> EXERCISE OBJECTIVE:
Tally the lines holding "Output" and state only that figure.

:::::

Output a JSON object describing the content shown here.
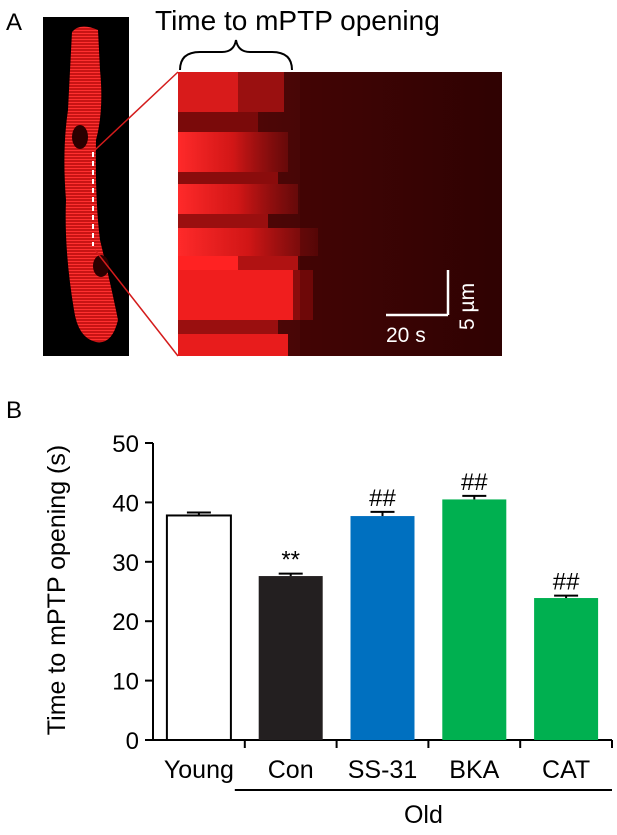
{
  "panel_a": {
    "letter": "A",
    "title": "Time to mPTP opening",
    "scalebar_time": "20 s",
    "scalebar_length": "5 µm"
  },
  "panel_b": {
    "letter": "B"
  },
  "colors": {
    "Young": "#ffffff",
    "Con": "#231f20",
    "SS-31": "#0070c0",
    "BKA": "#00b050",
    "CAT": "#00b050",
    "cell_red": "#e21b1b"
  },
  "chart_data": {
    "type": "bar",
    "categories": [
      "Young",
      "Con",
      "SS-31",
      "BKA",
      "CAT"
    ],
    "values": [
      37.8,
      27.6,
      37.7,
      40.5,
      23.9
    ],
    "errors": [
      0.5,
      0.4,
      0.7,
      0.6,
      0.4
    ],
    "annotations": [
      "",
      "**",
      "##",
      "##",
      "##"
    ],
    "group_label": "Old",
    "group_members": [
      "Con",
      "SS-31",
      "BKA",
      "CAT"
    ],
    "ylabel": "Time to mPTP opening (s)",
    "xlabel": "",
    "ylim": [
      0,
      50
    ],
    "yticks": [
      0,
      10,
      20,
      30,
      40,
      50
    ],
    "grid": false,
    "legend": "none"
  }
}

:::::

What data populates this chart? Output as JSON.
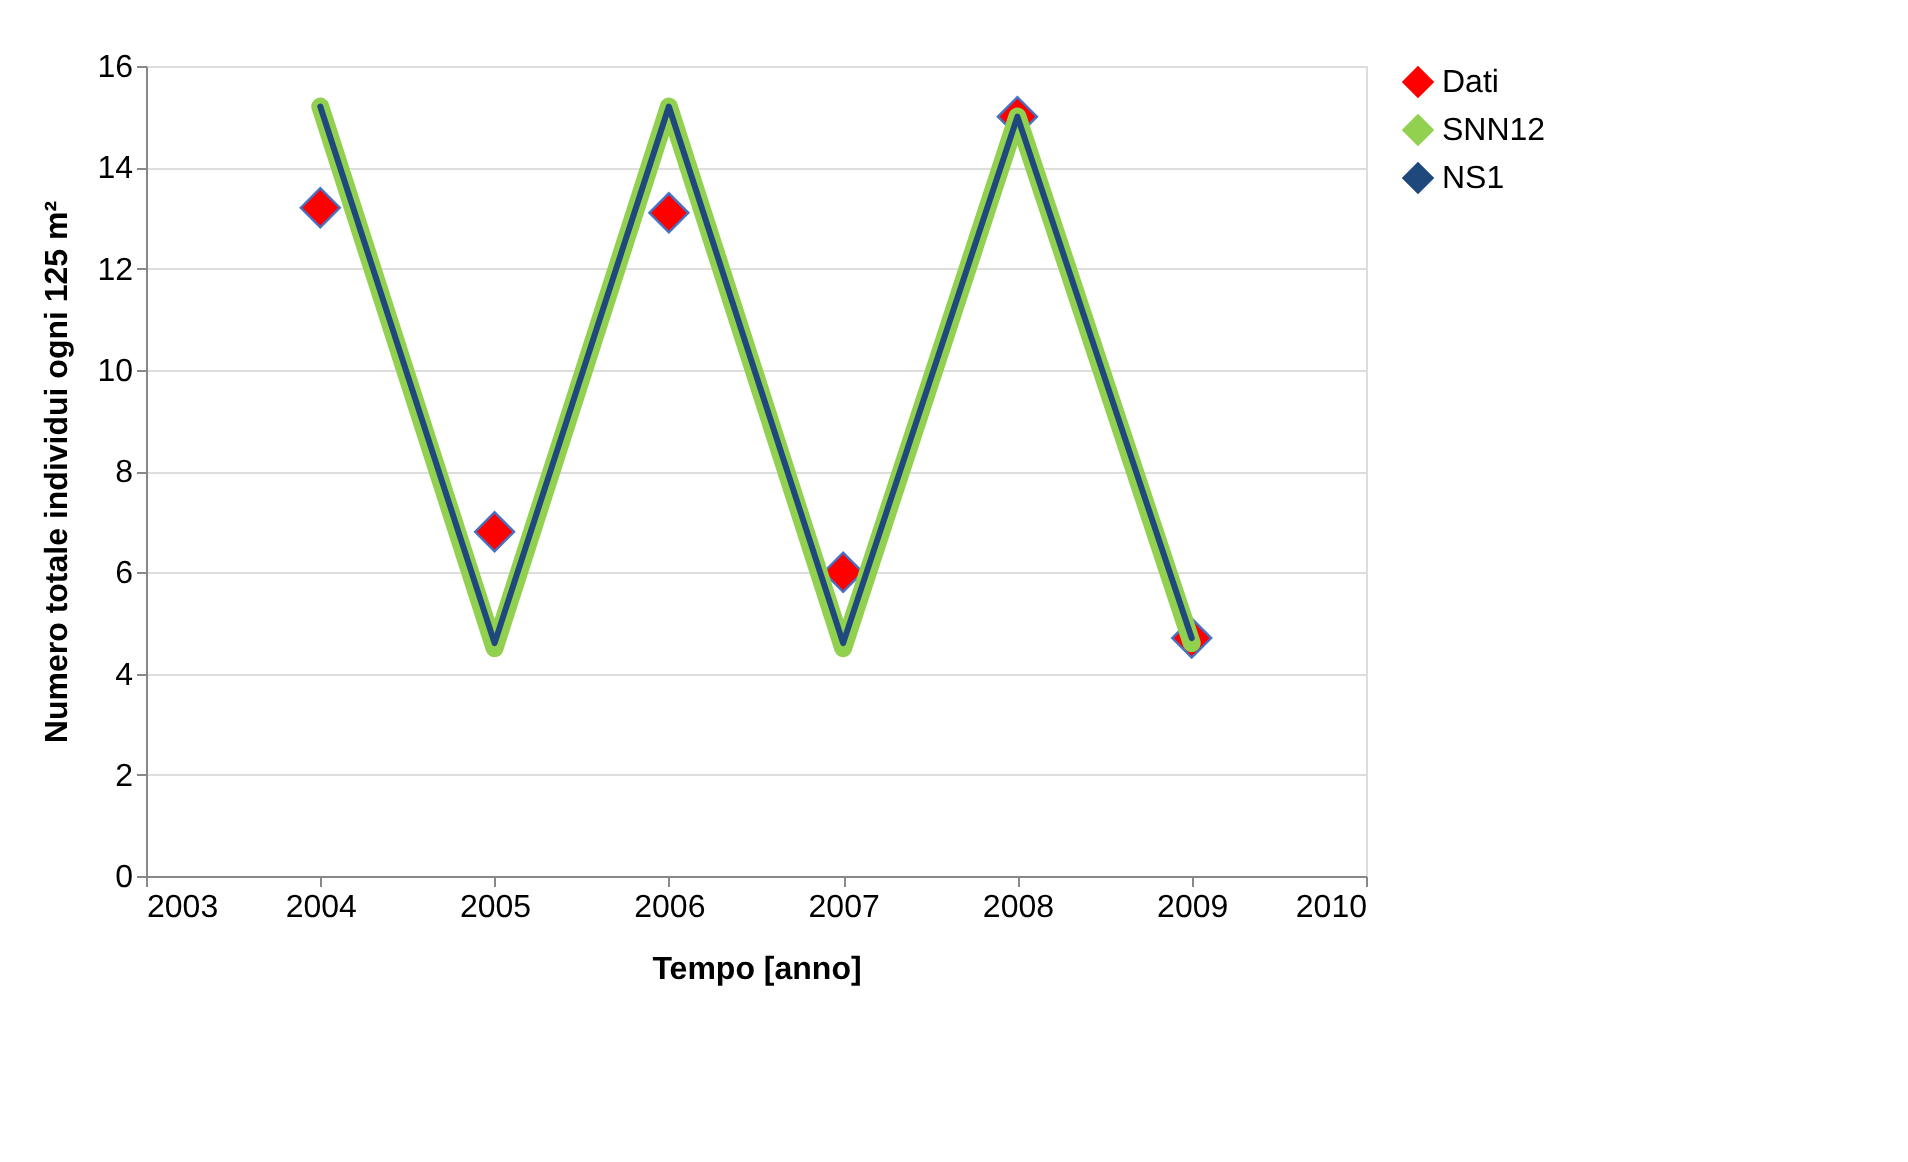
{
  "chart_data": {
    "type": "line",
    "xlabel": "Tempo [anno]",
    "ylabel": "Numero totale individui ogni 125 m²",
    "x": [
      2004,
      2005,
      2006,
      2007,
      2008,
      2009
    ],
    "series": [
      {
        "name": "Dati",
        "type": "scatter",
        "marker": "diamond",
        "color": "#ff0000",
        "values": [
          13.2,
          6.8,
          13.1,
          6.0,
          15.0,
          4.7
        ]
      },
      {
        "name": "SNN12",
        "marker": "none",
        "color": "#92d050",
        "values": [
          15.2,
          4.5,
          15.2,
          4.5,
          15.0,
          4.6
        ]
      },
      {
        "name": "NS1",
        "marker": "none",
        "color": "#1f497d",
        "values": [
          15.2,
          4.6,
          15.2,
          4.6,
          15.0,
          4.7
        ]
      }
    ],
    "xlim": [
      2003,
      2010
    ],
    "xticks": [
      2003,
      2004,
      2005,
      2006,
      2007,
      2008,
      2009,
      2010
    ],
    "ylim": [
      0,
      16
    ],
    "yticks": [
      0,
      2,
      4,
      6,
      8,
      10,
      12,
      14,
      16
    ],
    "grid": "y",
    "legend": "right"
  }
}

:::::

> TASK ANSWER:
2